### WORK INSTRUCTIONS
Copy everything in the listing below word for word, apart from any images.

### Records from a data source
######
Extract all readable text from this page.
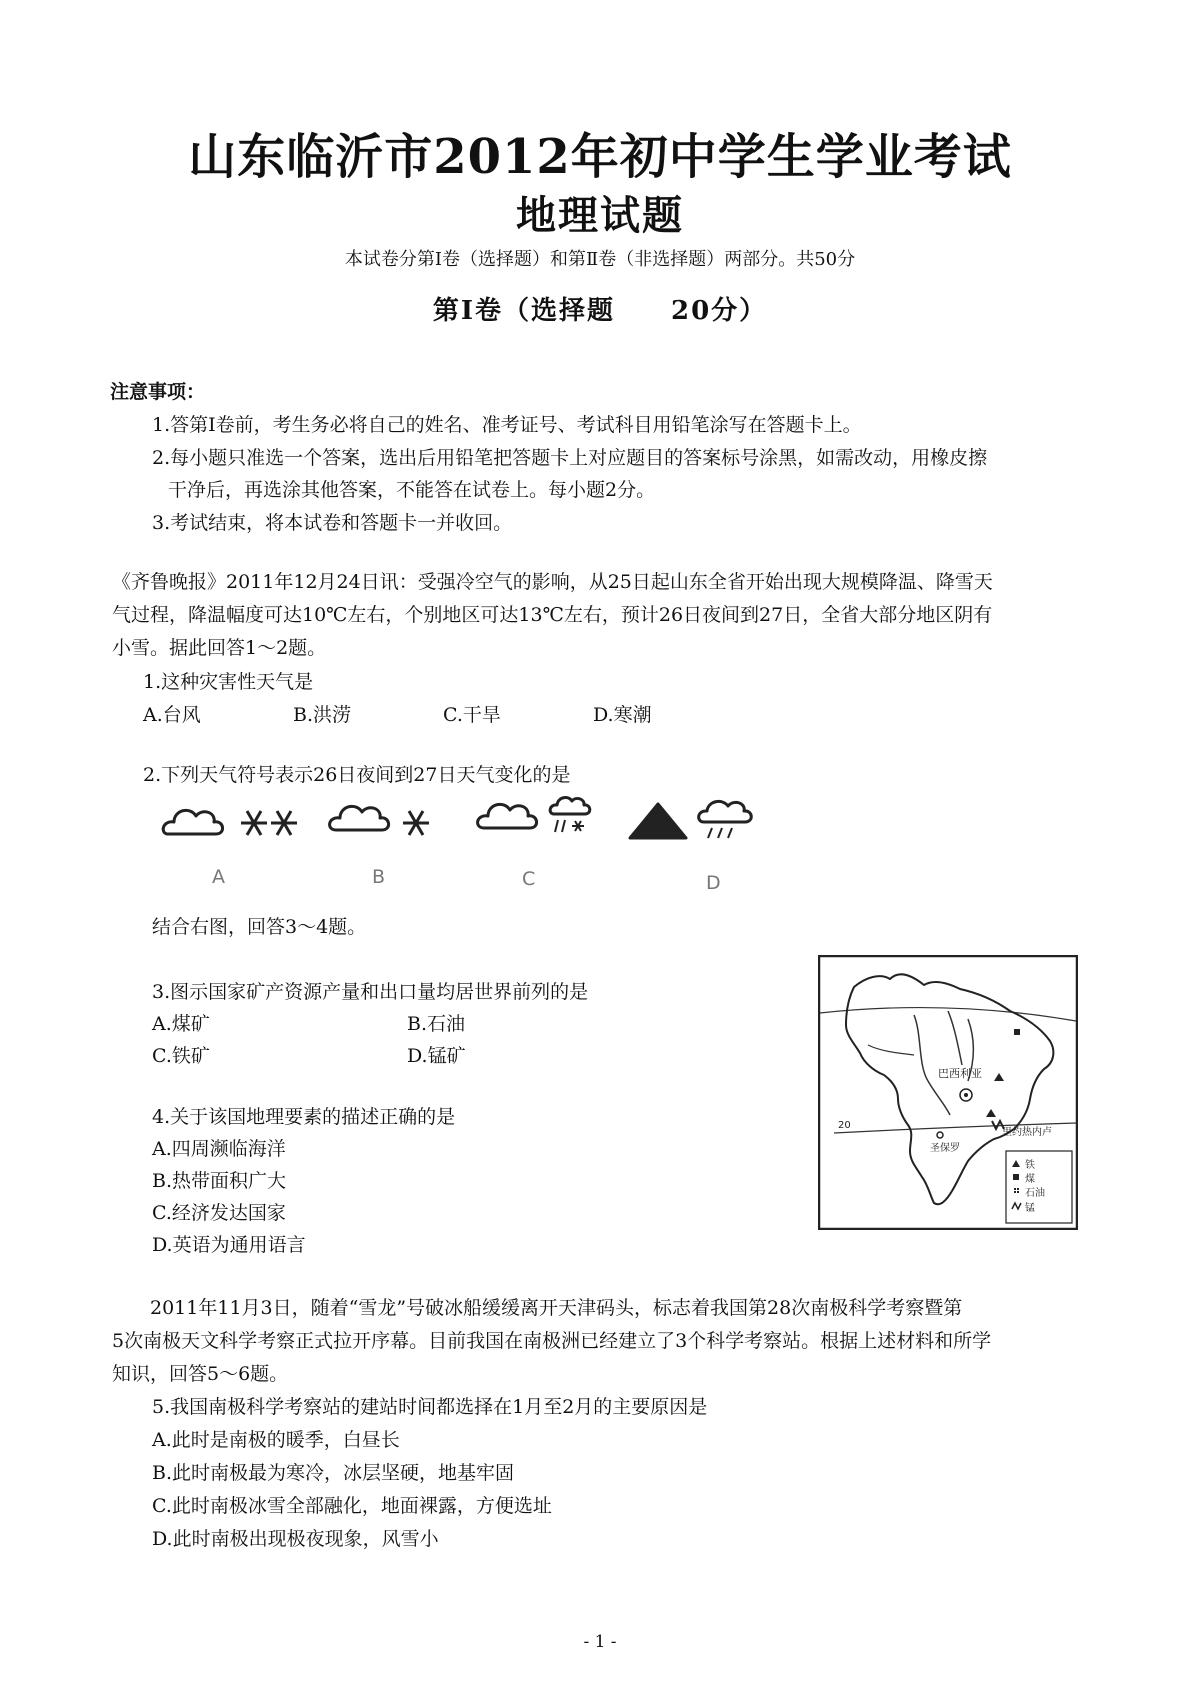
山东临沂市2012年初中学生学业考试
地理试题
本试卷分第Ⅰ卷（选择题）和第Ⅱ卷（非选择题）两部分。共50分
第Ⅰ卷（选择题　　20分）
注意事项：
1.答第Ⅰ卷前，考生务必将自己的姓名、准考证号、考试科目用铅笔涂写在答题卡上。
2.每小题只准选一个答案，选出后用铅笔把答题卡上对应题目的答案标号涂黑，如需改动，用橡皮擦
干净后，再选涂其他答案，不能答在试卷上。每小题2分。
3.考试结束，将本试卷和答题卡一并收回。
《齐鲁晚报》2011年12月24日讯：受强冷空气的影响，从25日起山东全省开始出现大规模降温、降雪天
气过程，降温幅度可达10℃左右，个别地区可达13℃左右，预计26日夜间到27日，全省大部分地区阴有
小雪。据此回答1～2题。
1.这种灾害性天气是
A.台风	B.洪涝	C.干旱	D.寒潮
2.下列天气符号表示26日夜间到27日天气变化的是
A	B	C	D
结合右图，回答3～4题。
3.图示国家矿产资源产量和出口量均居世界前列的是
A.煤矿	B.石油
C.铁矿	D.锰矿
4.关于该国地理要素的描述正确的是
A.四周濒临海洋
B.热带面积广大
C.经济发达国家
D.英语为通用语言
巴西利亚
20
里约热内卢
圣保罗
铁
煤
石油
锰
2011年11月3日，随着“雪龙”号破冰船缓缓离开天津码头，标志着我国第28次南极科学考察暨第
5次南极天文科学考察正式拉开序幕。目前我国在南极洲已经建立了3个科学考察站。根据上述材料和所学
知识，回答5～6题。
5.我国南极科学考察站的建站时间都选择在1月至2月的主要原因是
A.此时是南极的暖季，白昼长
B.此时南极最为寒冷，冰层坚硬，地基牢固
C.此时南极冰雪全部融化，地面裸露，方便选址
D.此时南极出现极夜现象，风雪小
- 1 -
######
### FINISHED TASK
Extract all readable text from this page.
山东临沂市2012年初中学生学业考试
地理试题
本试卷分第Ⅰ卷（选择题）和第Ⅱ卷（非选择题）两部分。共50分
第Ⅰ卷（选择题　　20分）
注意事项：
1.答第Ⅰ卷前，考生务必将自己的姓名、准考证号、考试科目用铅笔涂写在答题卡上。
2.每小题只准选一个答案，选出后用铅笔把答题卡上对应题目的答案标号涂黑，如需改动，用橡皮擦
干净后，再选涂其他答案，不能答在试卷上。每小题2分。
3.考试结束，将本试卷和答题卡一并收回。
《齐鲁晚报》2011年12月24日讯：受强冷空气的影响，从25日起山东全省开始出现大规模降温、降雪天
气过程，降温幅度可达10℃左右，个别地区可达13℃左右，预计26日夜间到27日，全省大部分地区阴有
小雪。据此回答1～2题。
1.这种灾害性天气是
A.台风	B.洪涝	C.干旱	D.寒潮
2.下列天气符号表示26日夜间到27日天气变化的是
A	B	C	D
结合右图，回答3～4题。
3.图示国家矿产资源产量和出口量均居世界前列的是
A.煤矿	B.石油
C.铁矿	D.锰矿
4.关于该国地理要素的描述正确的是
A.四周濒临海洋
B.热带面积广大
C.经济发达国家
D.英语为通用语言
巴西利亚
20
里约热内卢
圣保罗
铁
煤
石油
锰
2011年11月3日，随着“雪龙”号破冰船缓缓离开天津码头，标志着我国第28次南极科学考察暨第
5次南极天文科学考察正式拉开序幕。目前我国在南极洲已经建立了3个科学考察站。根据上述材料和所学
知识，回答5～6题。
5.我国南极科学考察站的建站时间都选择在1月至2月的主要原因是
A.此时是南极的暖季，白昼长
B.此时南极最为寒冷，冰层坚硬，地基牢固
C.此时南极冰雪全部融化，地面裸露，方便选址
D.此时南极出现极夜现象，风雪小
- 1 -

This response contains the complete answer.